#### [WHAT YOU SHOULD DO]
Pick out every line of the entries below where "title" occurs, and copy those lines.

#### [MATERIALS PROVIDED]
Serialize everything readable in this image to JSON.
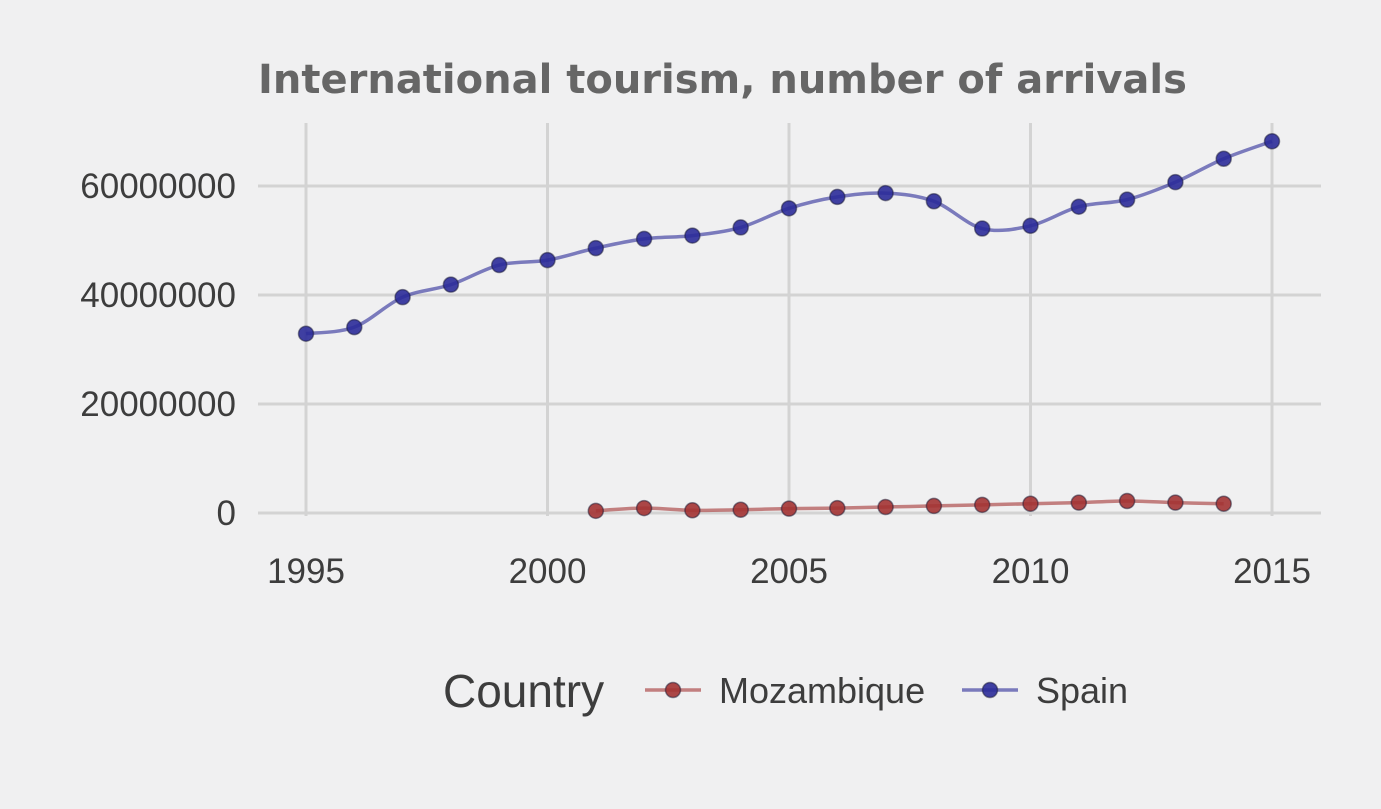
{
  "chart_data": {
    "type": "line",
    "title": "International tourism, number of arrivals",
    "xlabel": "",
    "ylabel": "",
    "xlim": [
      1995,
      2015
    ],
    "ylim": [
      0,
      70000000
    ],
    "x_ticks": [
      1995,
      2000,
      2005,
      2010,
      2015
    ],
    "y_ticks": [
      0,
      20000000,
      40000000,
      60000000
    ],
    "y_tick_labels": [
      "0",
      "20000000",
      "40000000",
      "60000000"
    ],
    "grid": true,
    "legend": {
      "title": "Country",
      "position": "bottom"
    },
    "series": [
      {
        "name": "Mozambique",
        "color": "#a33333",
        "x": [
          2001,
          2002,
          2003,
          2004,
          2005,
          2006,
          2007,
          2008,
          2009,
          2010,
          2011,
          2012,
          2013,
          2014
        ],
        "values": [
          400000,
          900000,
          500000,
          600000,
          800000,
          900000,
          1100000,
          1300000,
          1500000,
          1700000,
          1900000,
          2200000,
          1900000,
          1700000
        ]
      },
      {
        "name": "Spain",
        "color": "#2b2b99",
        "x": [
          1995,
          1996,
          1997,
          1998,
          1999,
          2000,
          2001,
          2002,
          2003,
          2004,
          2005,
          2006,
          2007,
          2008,
          2009,
          2010,
          2011,
          2012,
          2013,
          2014,
          2015
        ],
        "values": [
          32900000,
          34100000,
          39600000,
          41900000,
          45500000,
          46400000,
          48600000,
          50300000,
          50900000,
          52400000,
          55900000,
          58000000,
          58700000,
          57200000,
          52200000,
          52700000,
          56200000,
          57500000,
          60700000,
          65000000,
          68200000
        ]
      }
    ]
  }
}
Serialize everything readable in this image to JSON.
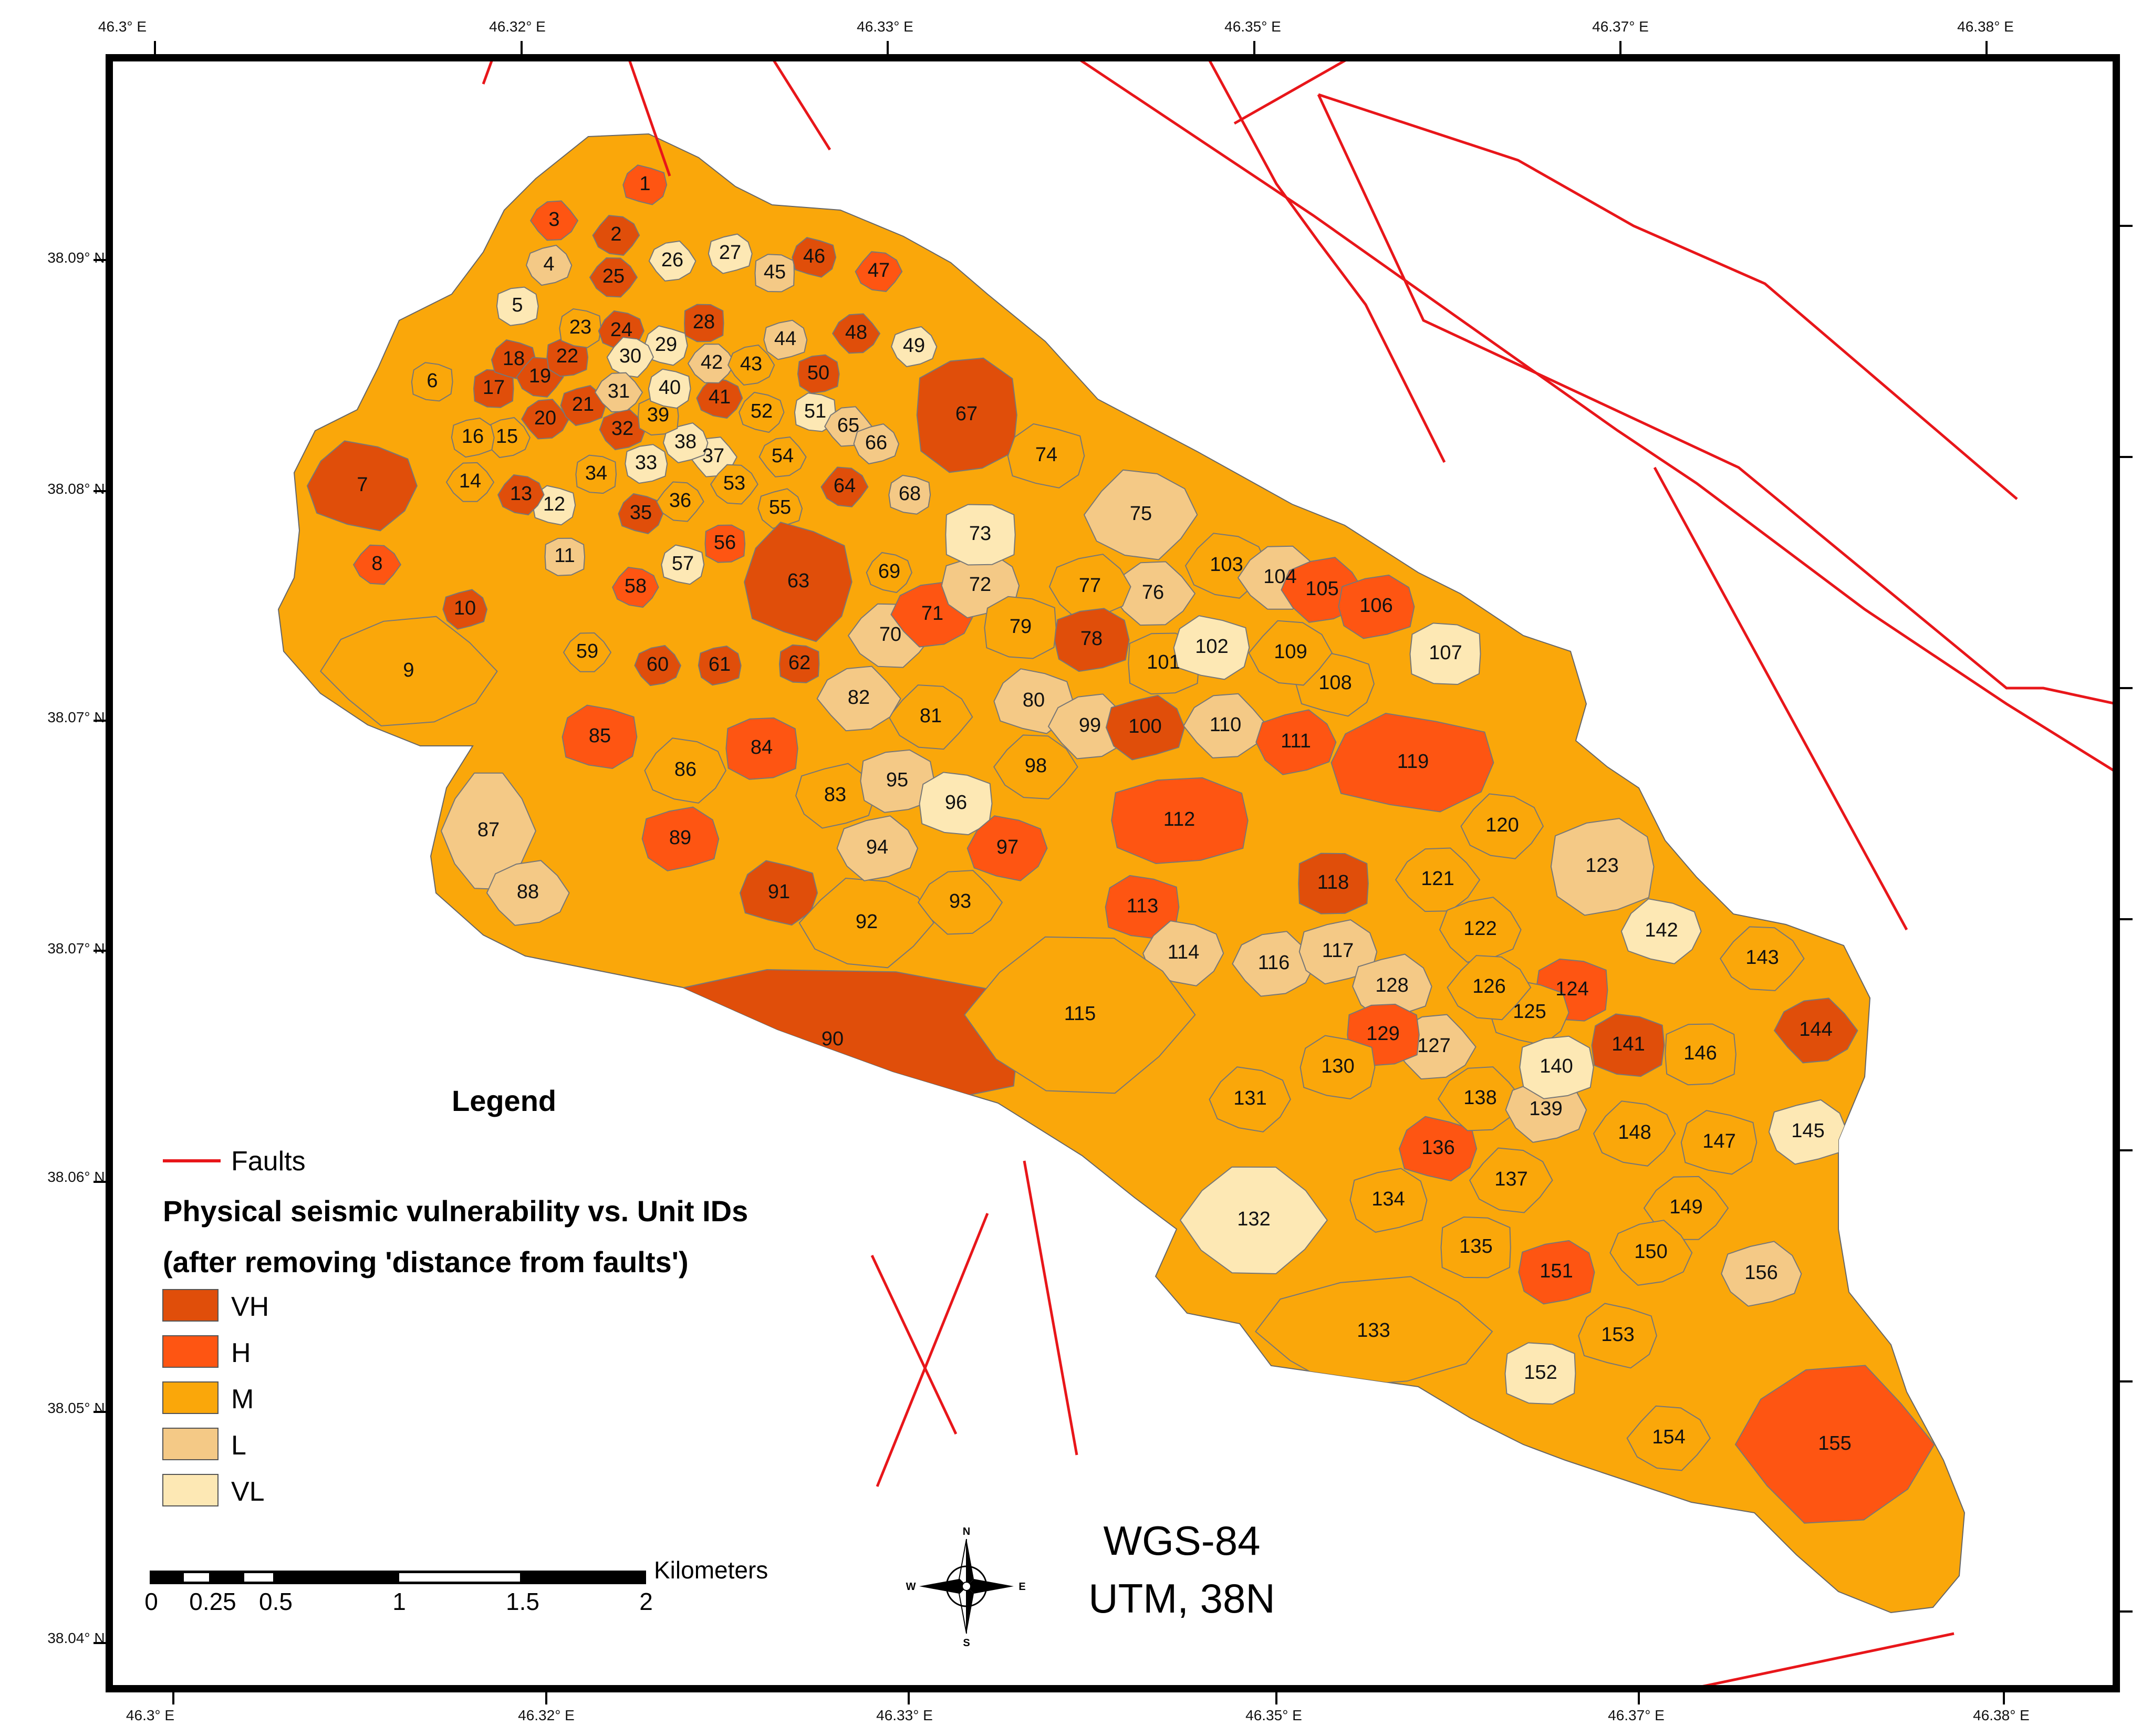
{
  "colors": {
    "VH": "#e04e0a",
    "H": "#fe5512",
    "M": "#faa70a",
    "L": "#f4c986",
    "VL": "#fde8b4",
    "fault": "#e8161a",
    "frame": "#000000"
  },
  "axes": {
    "top_lon": [
      "46.3° E",
      "46.32° E",
      "46.33° E",
      "46.35° E",
      "46.37° E",
      "46.38° E"
    ],
    "bottom_lon": [
      "46.3° E",
      "46.32° E",
      "46.33° E",
      "46.35° E",
      "46.37° E",
      "46.38° E"
    ],
    "left_lat": [
      "38.09° N",
      "38.08° N",
      "38.07° N",
      "38.07° N",
      "38.06° N",
      "38.05° N",
      "38.04° N"
    ]
  },
  "legend": {
    "title": "Legend",
    "faults_label": "Faults",
    "heading_line1": "Physical seismic vulnerability vs. Unit IDs",
    "heading_line2": "(after removing 'distance from faults')",
    "classes": [
      "VH",
      "H",
      "M",
      "L",
      "VL"
    ]
  },
  "projection": {
    "line1": "WGS-84",
    "line2": "UTM, 38N"
  },
  "scalebar": {
    "unit": "Kilometers",
    "labels": [
      "0",
      "0.25",
      "0.5",
      "1",
      "1.5",
      "2"
    ]
  },
  "compass": {
    "n": "N",
    "s": "S",
    "e": "E",
    "w": "W"
  },
  "units": [
    {
      "id": "1",
      "c": "H"
    },
    {
      "id": "2",
      "c": "VH"
    },
    {
      "id": "3",
      "c": "H"
    },
    {
      "id": "4",
      "c": "L"
    },
    {
      "id": "5",
      "c": "VL"
    },
    {
      "id": "6",
      "c": "M"
    },
    {
      "id": "7",
      "c": "VH"
    },
    {
      "id": "8",
      "c": "H"
    },
    {
      "id": "9",
      "c": "M"
    },
    {
      "id": "10",
      "c": "VH"
    },
    {
      "id": "11",
      "c": "L"
    },
    {
      "id": "12",
      "c": "VL"
    },
    {
      "id": "13",
      "c": "VH"
    },
    {
      "id": "14",
      "c": "M"
    },
    {
      "id": "15",
      "c": "M"
    },
    {
      "id": "16",
      "c": "M"
    },
    {
      "id": "17",
      "c": "VH"
    },
    {
      "id": "18",
      "c": "VH"
    },
    {
      "id": "19",
      "c": "VH"
    },
    {
      "id": "20",
      "c": "VH"
    },
    {
      "id": "21",
      "c": "VH"
    },
    {
      "id": "22",
      "c": "VH"
    },
    {
      "id": "23",
      "c": "M"
    },
    {
      "id": "24",
      "c": "VH"
    },
    {
      "id": "25",
      "c": "VH"
    },
    {
      "id": "26",
      "c": "VL"
    },
    {
      "id": "27",
      "c": "VL"
    },
    {
      "id": "28",
      "c": "VH"
    },
    {
      "id": "29",
      "c": "VL"
    },
    {
      "id": "30",
      "c": "VL"
    },
    {
      "id": "31",
      "c": "L"
    },
    {
      "id": "32",
      "c": "VH"
    },
    {
      "id": "33",
      "c": "VL"
    },
    {
      "id": "34",
      "c": "M"
    },
    {
      "id": "35",
      "c": "VH"
    },
    {
      "id": "36",
      "c": "M"
    },
    {
      "id": "37",
      "c": "VL"
    },
    {
      "id": "38",
      "c": "VL"
    },
    {
      "id": "39",
      "c": "M"
    },
    {
      "id": "40",
      "c": "VL"
    },
    {
      "id": "41",
      "c": "VH"
    },
    {
      "id": "42",
      "c": "L"
    },
    {
      "id": "43",
      "c": "M"
    },
    {
      "id": "44",
      "c": "L"
    },
    {
      "id": "45",
      "c": "L"
    },
    {
      "id": "46",
      "c": "VH"
    },
    {
      "id": "47",
      "c": "H"
    },
    {
      "id": "48",
      "c": "VH"
    },
    {
      "id": "49",
      "c": "VL"
    },
    {
      "id": "50",
      "c": "VH"
    },
    {
      "id": "51",
      "c": "VL"
    },
    {
      "id": "52",
      "c": "M"
    },
    {
      "id": "53",
      "c": "M"
    },
    {
      "id": "54",
      "c": "M"
    },
    {
      "id": "55",
      "c": "M"
    },
    {
      "id": "56",
      "c": "H"
    },
    {
      "id": "57",
      "c": "VL"
    },
    {
      "id": "58",
      "c": "H"
    },
    {
      "id": "59",
      "c": "M"
    },
    {
      "id": "60",
      "c": "VH"
    },
    {
      "id": "61",
      "c": "VH"
    },
    {
      "id": "62",
      "c": "VH"
    },
    {
      "id": "63",
      "c": "VH"
    },
    {
      "id": "64",
      "c": "VH"
    },
    {
      "id": "65",
      "c": "L"
    },
    {
      "id": "66",
      "c": "L"
    },
    {
      "id": "67",
      "c": "VH"
    },
    {
      "id": "68",
      "c": "L"
    },
    {
      "id": "69",
      "c": "M"
    },
    {
      "id": "70",
      "c": "L"
    },
    {
      "id": "71",
      "c": "H"
    },
    {
      "id": "72",
      "c": "L"
    },
    {
      "id": "73",
      "c": "VL"
    },
    {
      "id": "74",
      "c": "M"
    },
    {
      "id": "75",
      "c": "L"
    },
    {
      "id": "76",
      "c": "L"
    },
    {
      "id": "77",
      "c": "M"
    },
    {
      "id": "78",
      "c": "VH"
    },
    {
      "id": "79",
      "c": "M"
    },
    {
      "id": "80",
      "c": "L"
    },
    {
      "id": "81",
      "c": "M"
    },
    {
      "id": "82",
      "c": "L"
    },
    {
      "id": "83",
      "c": "M"
    },
    {
      "id": "84",
      "c": "H"
    },
    {
      "id": "85",
      "c": "H"
    },
    {
      "id": "86",
      "c": "M"
    },
    {
      "id": "87",
      "c": "L"
    },
    {
      "id": "88",
      "c": "L"
    },
    {
      "id": "89",
      "c": "H"
    },
    {
      "id": "90",
      "c": "VH"
    },
    {
      "id": "91",
      "c": "VH"
    },
    {
      "id": "92",
      "c": "M"
    },
    {
      "id": "93",
      "c": "M"
    },
    {
      "id": "94",
      "c": "L"
    },
    {
      "id": "95",
      "c": "L"
    },
    {
      "id": "96",
      "c": "VL"
    },
    {
      "id": "97",
      "c": "H"
    },
    {
      "id": "98",
      "c": "M"
    },
    {
      "id": "99",
      "c": "L"
    },
    {
      "id": "100",
      "c": "VH"
    },
    {
      "id": "101",
      "c": "M"
    },
    {
      "id": "102",
      "c": "VL"
    },
    {
      "id": "103",
      "c": "M"
    },
    {
      "id": "104",
      "c": "L"
    },
    {
      "id": "105",
      "c": "H"
    },
    {
      "id": "106",
      "c": "H"
    },
    {
      "id": "107",
      "c": "VL"
    },
    {
      "id": "108",
      "c": "M"
    },
    {
      "id": "109",
      "c": "M"
    },
    {
      "id": "110",
      "c": "L"
    },
    {
      "id": "111",
      "c": "H"
    },
    {
      "id": "112",
      "c": "H"
    },
    {
      "id": "113",
      "c": "H"
    },
    {
      "id": "114",
      "c": "L"
    },
    {
      "id": "115",
      "c": "M"
    },
    {
      "id": "116",
      "c": "L"
    },
    {
      "id": "117",
      "c": "L"
    },
    {
      "id": "118",
      "c": "VH"
    },
    {
      "id": "119",
      "c": "H"
    },
    {
      "id": "120",
      "c": "M"
    },
    {
      "id": "121",
      "c": "M"
    },
    {
      "id": "122",
      "c": "M"
    },
    {
      "id": "123",
      "c": "L"
    },
    {
      "id": "124",
      "c": "H"
    },
    {
      "id": "125",
      "c": "M"
    },
    {
      "id": "126",
      "c": "M"
    },
    {
      "id": "127",
      "c": "L"
    },
    {
      "id": "128",
      "c": "L"
    },
    {
      "id": "129",
      "c": "H"
    },
    {
      "id": "130",
      "c": "M"
    },
    {
      "id": "131",
      "c": "M"
    },
    {
      "id": "132",
      "c": "VL"
    },
    {
      "id": "133",
      "c": "M"
    },
    {
      "id": "134",
      "c": "M"
    },
    {
      "id": "135",
      "c": "M"
    },
    {
      "id": "136",
      "c": "H"
    },
    {
      "id": "137",
      "c": "M"
    },
    {
      "id": "138",
      "c": "M"
    },
    {
      "id": "139",
      "c": "L"
    },
    {
      "id": "140",
      "c": "VL"
    },
    {
      "id": "141",
      "c": "VH"
    },
    {
      "id": "142",
      "c": "VL"
    },
    {
      "id": "143",
      "c": "M"
    },
    {
      "id": "144",
      "c": "VH"
    },
    {
      "id": "145",
      "c": "VL"
    },
    {
      "id": "146",
      "c": "M"
    },
    {
      "id": "147",
      "c": "M"
    },
    {
      "id": "148",
      "c": "M"
    },
    {
      "id": "149",
      "c": "M"
    },
    {
      "id": "150",
      "c": "M"
    },
    {
      "id": "151",
      "c": "H"
    },
    {
      "id": "152",
      "c": "VL"
    },
    {
      "id": "153",
      "c": "M"
    },
    {
      "id": "154",
      "c": "M"
    },
    {
      "id": "155",
      "c": "H"
    },
    {
      "id": "156",
      "c": "L"
    }
  ]
}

#### [ANSWER TO THIS EXERCISE]
    "title": "International tourism, number of arrivals",
      "title": "Country",
    "title": "Legend",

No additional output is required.